What you are asked to do:
State only how many lines contain the string "climatology".

Entries shown:
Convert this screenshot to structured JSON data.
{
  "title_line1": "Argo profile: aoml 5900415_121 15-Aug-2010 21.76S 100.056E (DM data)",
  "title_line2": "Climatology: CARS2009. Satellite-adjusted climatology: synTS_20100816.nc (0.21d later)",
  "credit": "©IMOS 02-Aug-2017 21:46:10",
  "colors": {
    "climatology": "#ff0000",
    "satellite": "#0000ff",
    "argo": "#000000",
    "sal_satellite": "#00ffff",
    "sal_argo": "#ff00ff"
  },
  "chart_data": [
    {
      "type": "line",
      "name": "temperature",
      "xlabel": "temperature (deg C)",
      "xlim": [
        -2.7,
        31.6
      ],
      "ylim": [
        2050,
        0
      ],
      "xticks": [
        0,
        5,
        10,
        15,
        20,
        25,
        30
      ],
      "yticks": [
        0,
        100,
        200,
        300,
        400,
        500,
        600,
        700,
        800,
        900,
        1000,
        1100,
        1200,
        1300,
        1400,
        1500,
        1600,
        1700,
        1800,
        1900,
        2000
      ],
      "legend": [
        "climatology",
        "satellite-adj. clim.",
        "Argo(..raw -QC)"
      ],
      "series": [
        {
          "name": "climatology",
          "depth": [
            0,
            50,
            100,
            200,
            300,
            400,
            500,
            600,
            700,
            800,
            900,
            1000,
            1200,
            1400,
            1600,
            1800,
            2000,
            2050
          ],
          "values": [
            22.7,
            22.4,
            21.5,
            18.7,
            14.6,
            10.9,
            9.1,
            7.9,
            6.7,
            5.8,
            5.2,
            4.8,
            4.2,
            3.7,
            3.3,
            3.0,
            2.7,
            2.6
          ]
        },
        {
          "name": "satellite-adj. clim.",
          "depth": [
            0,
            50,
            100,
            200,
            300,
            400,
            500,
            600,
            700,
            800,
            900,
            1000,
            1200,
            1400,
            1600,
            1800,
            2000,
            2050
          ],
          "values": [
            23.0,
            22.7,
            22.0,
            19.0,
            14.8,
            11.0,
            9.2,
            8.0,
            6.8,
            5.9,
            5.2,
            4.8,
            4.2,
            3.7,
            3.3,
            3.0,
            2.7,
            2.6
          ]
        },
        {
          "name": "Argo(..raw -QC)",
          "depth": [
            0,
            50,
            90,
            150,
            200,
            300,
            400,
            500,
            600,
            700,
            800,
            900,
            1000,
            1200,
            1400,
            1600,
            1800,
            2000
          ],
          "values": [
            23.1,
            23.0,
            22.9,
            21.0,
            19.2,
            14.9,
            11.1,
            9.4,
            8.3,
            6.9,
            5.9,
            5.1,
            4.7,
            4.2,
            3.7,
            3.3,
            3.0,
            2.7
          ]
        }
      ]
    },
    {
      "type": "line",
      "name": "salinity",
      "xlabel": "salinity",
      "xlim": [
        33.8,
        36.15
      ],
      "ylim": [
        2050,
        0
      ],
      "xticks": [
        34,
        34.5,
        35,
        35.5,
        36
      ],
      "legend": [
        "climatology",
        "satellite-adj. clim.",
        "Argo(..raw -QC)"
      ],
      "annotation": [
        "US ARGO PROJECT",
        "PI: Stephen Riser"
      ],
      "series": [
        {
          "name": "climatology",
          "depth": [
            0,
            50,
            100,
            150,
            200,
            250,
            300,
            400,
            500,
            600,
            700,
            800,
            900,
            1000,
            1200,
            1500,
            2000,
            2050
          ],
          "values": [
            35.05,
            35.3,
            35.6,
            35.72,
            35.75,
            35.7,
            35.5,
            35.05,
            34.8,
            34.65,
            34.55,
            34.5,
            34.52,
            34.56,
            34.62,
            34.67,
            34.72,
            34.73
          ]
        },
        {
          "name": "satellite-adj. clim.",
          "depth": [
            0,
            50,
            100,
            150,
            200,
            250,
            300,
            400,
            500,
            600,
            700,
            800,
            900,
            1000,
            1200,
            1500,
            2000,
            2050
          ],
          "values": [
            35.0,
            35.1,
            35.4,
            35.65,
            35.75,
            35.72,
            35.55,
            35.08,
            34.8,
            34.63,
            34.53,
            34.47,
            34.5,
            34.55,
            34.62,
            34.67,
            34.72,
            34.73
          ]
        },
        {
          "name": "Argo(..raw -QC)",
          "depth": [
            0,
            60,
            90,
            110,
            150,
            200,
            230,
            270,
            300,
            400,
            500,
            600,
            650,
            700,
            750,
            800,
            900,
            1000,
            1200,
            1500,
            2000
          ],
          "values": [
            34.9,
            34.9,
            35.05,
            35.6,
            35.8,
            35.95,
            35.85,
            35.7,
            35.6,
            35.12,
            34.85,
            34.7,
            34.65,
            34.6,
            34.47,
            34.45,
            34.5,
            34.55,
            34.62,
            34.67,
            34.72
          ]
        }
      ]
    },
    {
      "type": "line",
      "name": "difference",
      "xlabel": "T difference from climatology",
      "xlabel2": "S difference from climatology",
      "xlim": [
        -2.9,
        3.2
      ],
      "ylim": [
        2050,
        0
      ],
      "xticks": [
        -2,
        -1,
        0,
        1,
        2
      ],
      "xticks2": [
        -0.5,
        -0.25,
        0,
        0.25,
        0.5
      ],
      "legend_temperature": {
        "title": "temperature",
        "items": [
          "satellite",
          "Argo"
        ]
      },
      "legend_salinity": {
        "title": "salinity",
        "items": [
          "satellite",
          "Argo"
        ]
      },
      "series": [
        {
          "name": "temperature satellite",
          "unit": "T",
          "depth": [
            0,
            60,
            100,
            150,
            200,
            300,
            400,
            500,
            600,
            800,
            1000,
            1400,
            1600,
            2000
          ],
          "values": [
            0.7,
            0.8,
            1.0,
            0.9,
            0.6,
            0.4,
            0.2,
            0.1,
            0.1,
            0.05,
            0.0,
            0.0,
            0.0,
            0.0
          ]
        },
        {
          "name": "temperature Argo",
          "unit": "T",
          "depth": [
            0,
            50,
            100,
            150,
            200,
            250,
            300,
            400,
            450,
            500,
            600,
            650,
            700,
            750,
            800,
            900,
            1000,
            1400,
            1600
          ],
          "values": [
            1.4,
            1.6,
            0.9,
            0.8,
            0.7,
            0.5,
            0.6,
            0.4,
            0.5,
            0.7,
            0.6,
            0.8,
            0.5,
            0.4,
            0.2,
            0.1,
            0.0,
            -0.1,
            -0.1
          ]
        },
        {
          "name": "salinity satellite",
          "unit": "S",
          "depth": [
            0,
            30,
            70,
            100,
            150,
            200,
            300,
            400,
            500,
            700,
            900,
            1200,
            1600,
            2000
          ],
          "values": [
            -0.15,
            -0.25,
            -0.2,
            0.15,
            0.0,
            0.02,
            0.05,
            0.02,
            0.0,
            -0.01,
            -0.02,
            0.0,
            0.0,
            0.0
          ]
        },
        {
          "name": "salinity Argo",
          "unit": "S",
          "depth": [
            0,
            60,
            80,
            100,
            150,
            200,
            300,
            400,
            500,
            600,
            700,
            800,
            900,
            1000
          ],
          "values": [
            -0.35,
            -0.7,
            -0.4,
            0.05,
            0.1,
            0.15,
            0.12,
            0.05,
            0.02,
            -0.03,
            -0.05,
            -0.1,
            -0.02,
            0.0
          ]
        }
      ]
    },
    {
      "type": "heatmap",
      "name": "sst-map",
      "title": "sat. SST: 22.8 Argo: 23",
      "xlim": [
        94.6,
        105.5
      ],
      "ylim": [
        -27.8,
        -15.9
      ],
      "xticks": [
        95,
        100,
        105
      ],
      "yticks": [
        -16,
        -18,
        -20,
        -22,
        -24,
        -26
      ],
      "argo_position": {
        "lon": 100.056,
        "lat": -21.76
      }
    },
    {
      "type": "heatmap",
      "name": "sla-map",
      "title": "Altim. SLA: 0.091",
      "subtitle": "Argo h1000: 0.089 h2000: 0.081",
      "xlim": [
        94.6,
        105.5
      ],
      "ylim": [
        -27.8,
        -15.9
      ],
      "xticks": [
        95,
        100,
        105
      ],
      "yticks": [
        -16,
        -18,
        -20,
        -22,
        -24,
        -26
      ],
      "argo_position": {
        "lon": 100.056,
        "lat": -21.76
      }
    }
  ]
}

Task output:
8